[Dataset items]
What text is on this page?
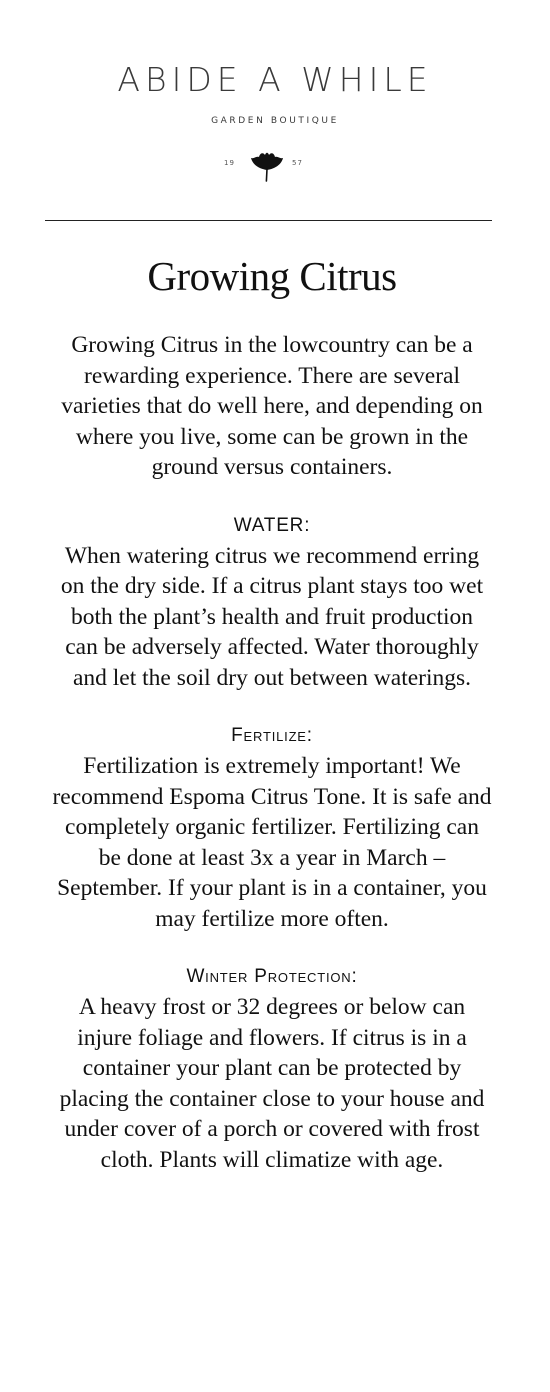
ABIDE A WHILE
GARDEN BOUTIQUE
19	57
Growing Citrus

Growing Citrus in the lowcountry can be a rewarding experience. There are several varieties that do well here, and depending on where you live, some can be grown in the ground versus containers.

WATER:

When watering citrus we recommend erring on the dry side. If a citrus plant stays too wet both the plant’s health and fruit production can be adversely affected. Water thoroughly and let the soil dry out between waterings.

Fertilize:

Fertilization is extremely important! We recommend Espoma Citrus Tone. It is safe and completely organic fertilizer. Fertilizing can be done at least 3x a year in March – September. If your plant is in a container, you may fertilize more often.

Winter Protection:

A heavy frost or 32 degrees or below can injure foliage and flowers. If citrus is in a container your plant can be protected by placing the container close to your house and under cover of a porch or covered with frost cloth. Plants will climatize with age.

### Exercise instructions
Show every line above in which the word "recommend" occurs.

### Output below
When watering citrus we recommend erring on the dry side. If a citrus plant stays too wet both the plant’s health and fruit production can be adversely affected. Water thoroughly and let the soil dry out between waterings.
Fertilization is extremely important! We recommend Espoma Citrus Tone. It is safe and completely organic fertilizer. Fertilizing can be done at least 3x a year in March – September. If your plant is in a container, you may fertilize more often.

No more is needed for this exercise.